EXERCISE PROMPT. Extract all lines containing "this".

Saved data entries
□ □ □
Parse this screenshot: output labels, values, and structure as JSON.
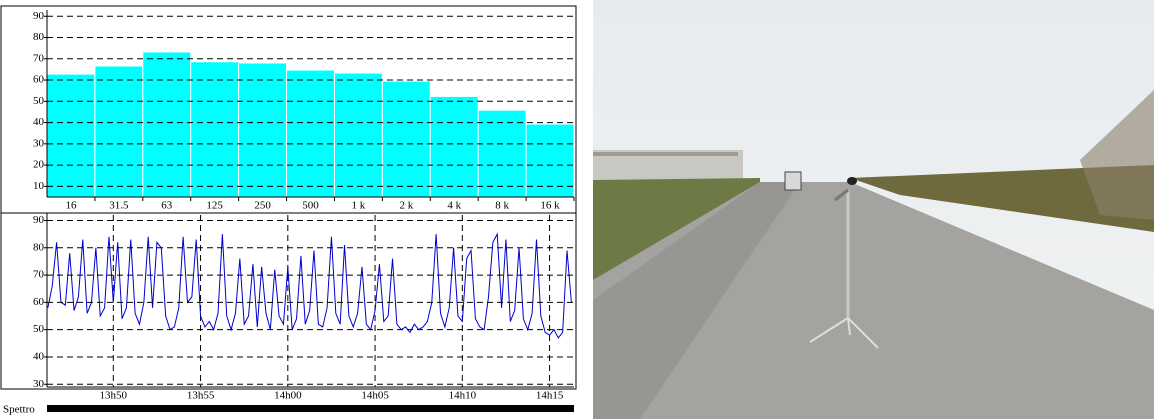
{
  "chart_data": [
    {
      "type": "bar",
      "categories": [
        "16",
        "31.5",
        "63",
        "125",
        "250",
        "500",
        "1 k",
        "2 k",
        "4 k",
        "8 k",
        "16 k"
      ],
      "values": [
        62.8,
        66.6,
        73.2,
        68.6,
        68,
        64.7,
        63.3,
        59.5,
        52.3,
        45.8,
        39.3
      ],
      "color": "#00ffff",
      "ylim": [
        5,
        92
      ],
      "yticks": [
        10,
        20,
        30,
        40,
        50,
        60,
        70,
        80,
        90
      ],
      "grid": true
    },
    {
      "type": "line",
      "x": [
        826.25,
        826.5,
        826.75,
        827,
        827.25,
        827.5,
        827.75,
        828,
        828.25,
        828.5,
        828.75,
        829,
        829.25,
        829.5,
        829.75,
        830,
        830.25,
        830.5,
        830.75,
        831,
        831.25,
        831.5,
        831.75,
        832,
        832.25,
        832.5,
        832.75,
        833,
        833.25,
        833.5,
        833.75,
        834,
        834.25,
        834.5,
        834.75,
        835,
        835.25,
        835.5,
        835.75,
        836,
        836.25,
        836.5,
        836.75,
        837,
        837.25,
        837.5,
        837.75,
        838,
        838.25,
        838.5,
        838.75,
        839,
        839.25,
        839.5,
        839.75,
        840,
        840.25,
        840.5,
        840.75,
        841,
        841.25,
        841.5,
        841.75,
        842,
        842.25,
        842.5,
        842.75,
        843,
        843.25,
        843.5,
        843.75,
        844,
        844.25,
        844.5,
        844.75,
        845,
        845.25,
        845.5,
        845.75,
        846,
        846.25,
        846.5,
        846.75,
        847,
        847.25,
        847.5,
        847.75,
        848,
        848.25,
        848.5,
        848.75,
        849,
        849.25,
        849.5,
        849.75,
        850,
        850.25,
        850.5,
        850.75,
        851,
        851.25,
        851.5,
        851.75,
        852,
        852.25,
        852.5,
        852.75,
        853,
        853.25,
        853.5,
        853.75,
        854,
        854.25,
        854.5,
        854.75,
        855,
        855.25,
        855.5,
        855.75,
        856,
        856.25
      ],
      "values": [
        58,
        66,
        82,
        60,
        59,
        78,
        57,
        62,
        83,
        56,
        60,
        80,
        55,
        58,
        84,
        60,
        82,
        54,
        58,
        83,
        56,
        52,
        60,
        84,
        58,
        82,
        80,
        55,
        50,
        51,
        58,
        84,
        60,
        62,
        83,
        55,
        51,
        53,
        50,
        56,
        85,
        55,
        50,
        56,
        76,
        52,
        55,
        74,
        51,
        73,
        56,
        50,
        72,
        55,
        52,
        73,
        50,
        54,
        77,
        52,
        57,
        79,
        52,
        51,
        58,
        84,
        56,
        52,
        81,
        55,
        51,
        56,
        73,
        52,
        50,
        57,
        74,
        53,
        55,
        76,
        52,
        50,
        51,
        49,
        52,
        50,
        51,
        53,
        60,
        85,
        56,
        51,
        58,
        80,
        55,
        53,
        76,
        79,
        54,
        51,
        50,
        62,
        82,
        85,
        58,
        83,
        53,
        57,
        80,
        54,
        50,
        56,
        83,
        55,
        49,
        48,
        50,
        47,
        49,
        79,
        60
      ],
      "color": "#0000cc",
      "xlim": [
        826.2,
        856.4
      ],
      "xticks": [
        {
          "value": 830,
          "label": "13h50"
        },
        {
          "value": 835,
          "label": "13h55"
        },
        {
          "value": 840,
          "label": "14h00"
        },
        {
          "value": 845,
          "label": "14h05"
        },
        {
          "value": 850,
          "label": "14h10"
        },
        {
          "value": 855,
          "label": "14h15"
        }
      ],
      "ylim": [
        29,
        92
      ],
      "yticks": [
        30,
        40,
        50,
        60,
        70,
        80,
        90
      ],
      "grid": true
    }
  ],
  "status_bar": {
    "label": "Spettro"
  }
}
□ □ □
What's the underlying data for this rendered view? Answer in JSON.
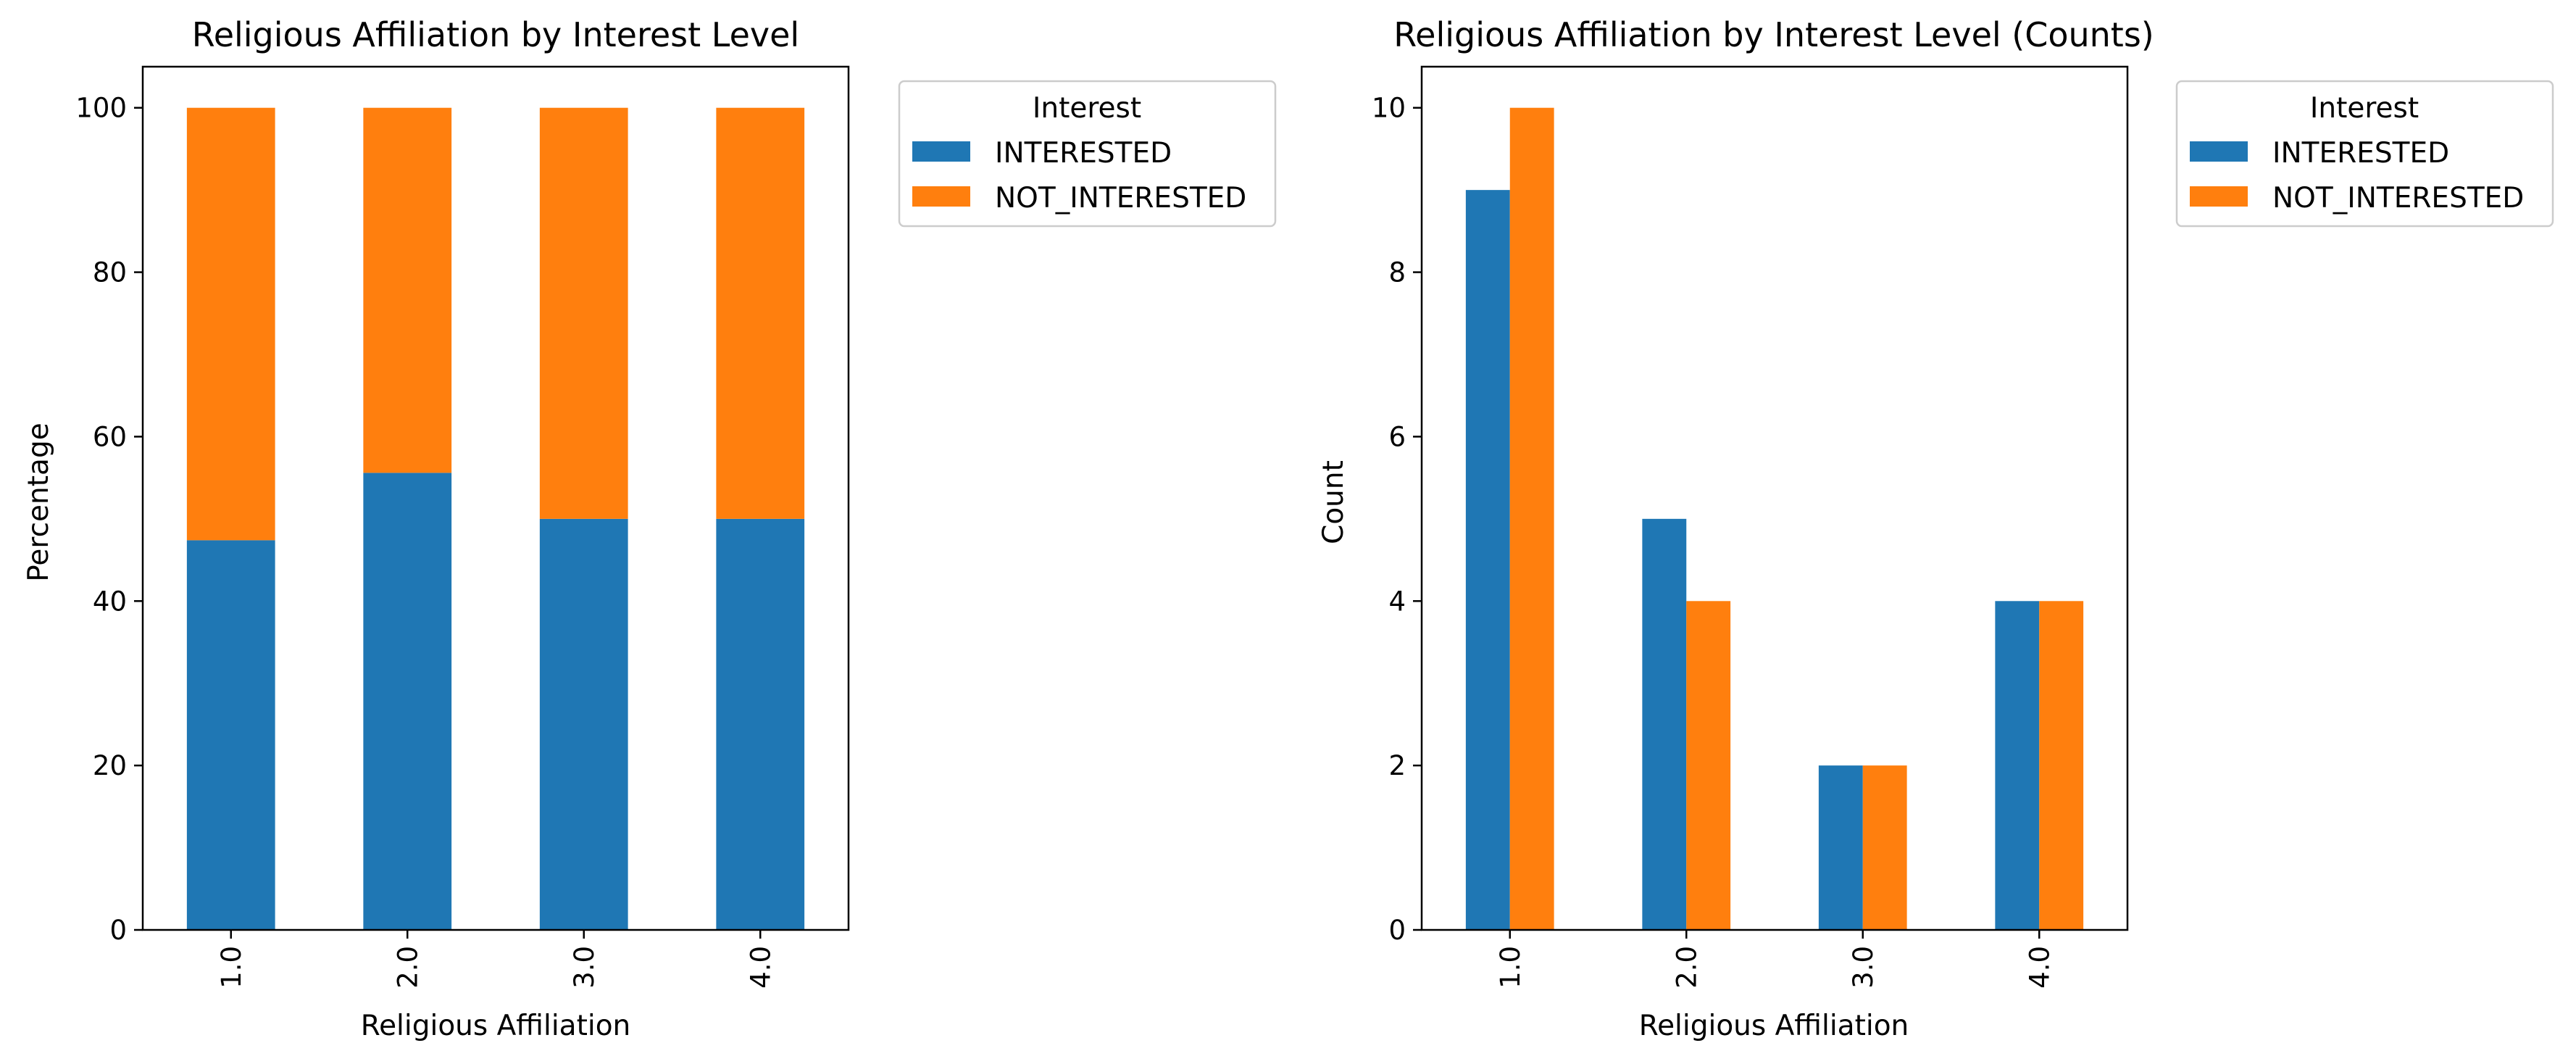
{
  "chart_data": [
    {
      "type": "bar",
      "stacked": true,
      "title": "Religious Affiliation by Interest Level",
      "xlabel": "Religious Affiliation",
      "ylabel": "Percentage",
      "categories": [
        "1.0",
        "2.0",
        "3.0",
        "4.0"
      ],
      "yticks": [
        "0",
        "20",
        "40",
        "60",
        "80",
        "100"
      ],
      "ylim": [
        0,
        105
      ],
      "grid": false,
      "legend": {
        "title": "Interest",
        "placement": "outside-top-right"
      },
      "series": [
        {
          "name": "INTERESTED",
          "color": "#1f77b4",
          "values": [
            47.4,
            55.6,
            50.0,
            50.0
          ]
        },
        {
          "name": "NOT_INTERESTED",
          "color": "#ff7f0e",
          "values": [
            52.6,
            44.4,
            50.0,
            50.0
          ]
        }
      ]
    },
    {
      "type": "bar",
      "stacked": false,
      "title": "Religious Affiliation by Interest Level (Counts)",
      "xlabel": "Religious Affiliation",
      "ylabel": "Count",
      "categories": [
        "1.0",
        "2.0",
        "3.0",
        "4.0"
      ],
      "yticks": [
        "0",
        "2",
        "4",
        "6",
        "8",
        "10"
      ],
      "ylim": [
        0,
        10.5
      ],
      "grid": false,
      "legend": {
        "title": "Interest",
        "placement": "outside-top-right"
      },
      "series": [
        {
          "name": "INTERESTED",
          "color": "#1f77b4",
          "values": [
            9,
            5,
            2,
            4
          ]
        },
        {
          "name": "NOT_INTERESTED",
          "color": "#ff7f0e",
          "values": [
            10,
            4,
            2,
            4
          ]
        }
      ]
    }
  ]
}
□ □ □
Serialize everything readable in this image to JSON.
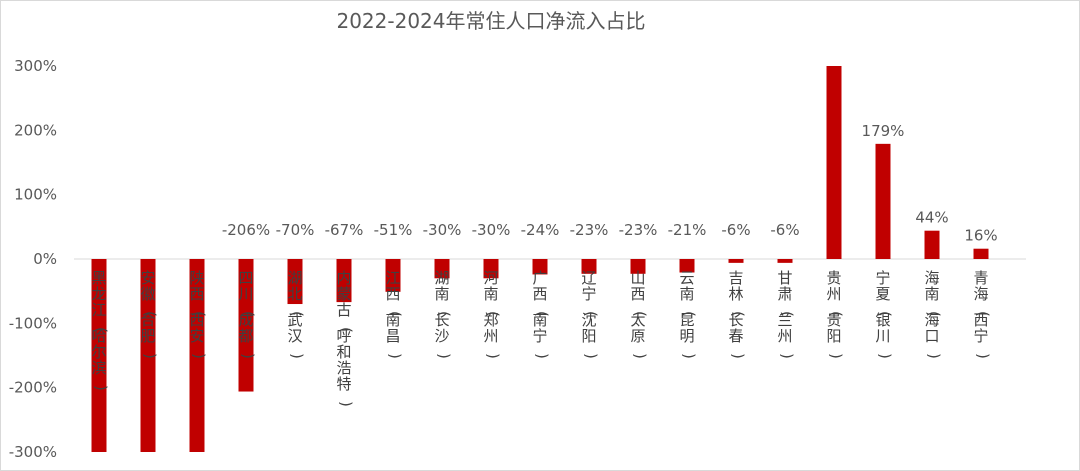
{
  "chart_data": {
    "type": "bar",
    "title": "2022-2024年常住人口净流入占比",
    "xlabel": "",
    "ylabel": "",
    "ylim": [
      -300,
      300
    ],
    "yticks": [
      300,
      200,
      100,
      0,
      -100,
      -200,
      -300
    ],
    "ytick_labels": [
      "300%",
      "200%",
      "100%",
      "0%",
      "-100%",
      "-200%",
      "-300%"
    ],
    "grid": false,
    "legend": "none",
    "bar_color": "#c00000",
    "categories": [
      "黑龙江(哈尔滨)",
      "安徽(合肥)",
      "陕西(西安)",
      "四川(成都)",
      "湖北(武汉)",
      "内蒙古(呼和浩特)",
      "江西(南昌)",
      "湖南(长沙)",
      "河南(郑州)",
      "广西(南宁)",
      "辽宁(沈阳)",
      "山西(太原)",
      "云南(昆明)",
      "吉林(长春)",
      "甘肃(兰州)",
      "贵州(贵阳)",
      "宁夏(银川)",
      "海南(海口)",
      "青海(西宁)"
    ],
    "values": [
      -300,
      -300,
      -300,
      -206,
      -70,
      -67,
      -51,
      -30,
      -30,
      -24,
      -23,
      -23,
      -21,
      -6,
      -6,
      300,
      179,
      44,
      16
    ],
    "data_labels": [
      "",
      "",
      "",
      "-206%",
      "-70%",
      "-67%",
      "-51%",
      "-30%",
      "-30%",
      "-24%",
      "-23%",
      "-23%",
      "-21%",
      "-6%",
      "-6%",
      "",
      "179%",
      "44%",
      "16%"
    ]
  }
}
□ □ □
RESULT.
Parse this screenshot: output labels, values, and structure as JSON.
What's the underlying data for this rendered view? Answer in JSON.
Serialize everything readable in this image to JSON.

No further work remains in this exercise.